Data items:
* * * *

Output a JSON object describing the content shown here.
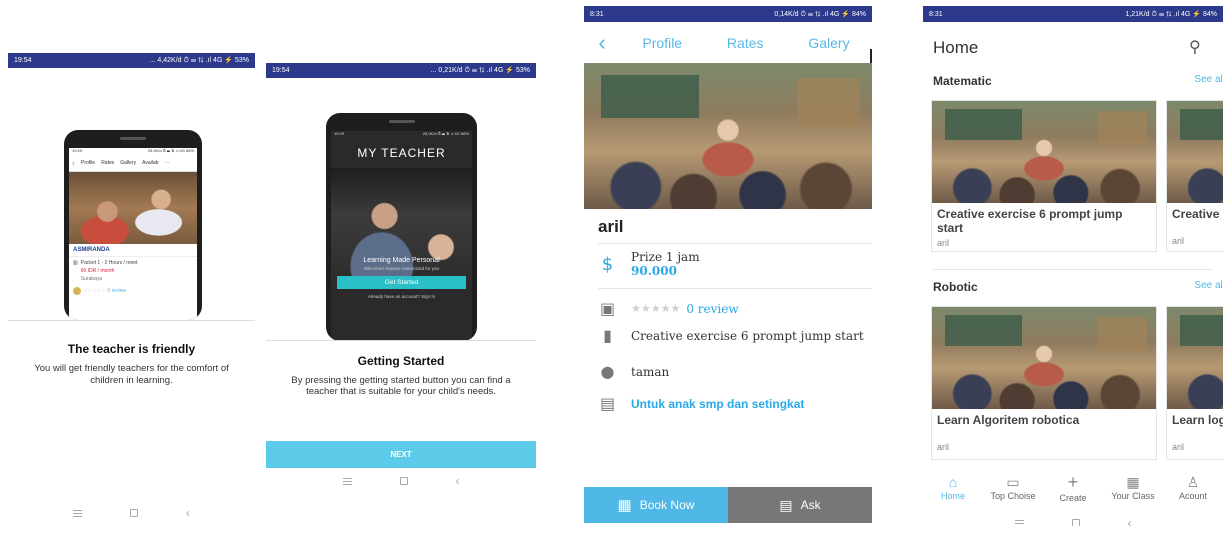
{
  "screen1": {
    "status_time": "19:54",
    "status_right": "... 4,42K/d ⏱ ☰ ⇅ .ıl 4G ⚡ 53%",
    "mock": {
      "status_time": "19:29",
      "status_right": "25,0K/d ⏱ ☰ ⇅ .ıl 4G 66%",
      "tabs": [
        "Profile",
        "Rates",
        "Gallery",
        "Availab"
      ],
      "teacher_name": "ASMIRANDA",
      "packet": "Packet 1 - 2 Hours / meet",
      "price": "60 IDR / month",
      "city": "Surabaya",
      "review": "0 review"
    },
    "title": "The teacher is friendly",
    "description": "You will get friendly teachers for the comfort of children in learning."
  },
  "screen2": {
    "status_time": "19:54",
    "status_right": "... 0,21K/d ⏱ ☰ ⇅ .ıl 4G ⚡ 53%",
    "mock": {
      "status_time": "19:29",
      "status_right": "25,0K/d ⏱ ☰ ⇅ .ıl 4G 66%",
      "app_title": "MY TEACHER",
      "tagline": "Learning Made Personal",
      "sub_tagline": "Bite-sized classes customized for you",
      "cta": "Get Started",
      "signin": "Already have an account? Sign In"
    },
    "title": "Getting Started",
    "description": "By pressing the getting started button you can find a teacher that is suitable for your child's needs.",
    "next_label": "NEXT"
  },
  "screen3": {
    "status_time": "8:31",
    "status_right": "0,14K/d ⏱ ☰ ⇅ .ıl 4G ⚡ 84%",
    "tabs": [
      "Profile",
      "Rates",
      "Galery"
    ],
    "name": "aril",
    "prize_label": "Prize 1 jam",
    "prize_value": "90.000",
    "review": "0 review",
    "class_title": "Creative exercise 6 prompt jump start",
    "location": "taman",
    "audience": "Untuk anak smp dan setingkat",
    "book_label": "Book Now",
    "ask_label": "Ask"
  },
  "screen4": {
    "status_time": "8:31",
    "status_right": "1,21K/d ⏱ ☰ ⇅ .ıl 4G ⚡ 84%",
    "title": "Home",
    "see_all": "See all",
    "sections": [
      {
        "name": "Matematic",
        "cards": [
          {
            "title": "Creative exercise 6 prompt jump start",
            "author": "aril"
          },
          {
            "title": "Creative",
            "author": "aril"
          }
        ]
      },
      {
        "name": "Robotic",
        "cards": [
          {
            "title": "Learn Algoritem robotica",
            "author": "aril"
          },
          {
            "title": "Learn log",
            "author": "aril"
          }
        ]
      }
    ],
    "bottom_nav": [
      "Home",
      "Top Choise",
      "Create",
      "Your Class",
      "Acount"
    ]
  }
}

* * * *

# Exercise:
Go through the records above and copy every line with the word "jump".

# Reply to the exercise:
    "class_title": "Creative exercise 6 prompt jump start",
            "title": "Creative exercise 6 prompt jump start",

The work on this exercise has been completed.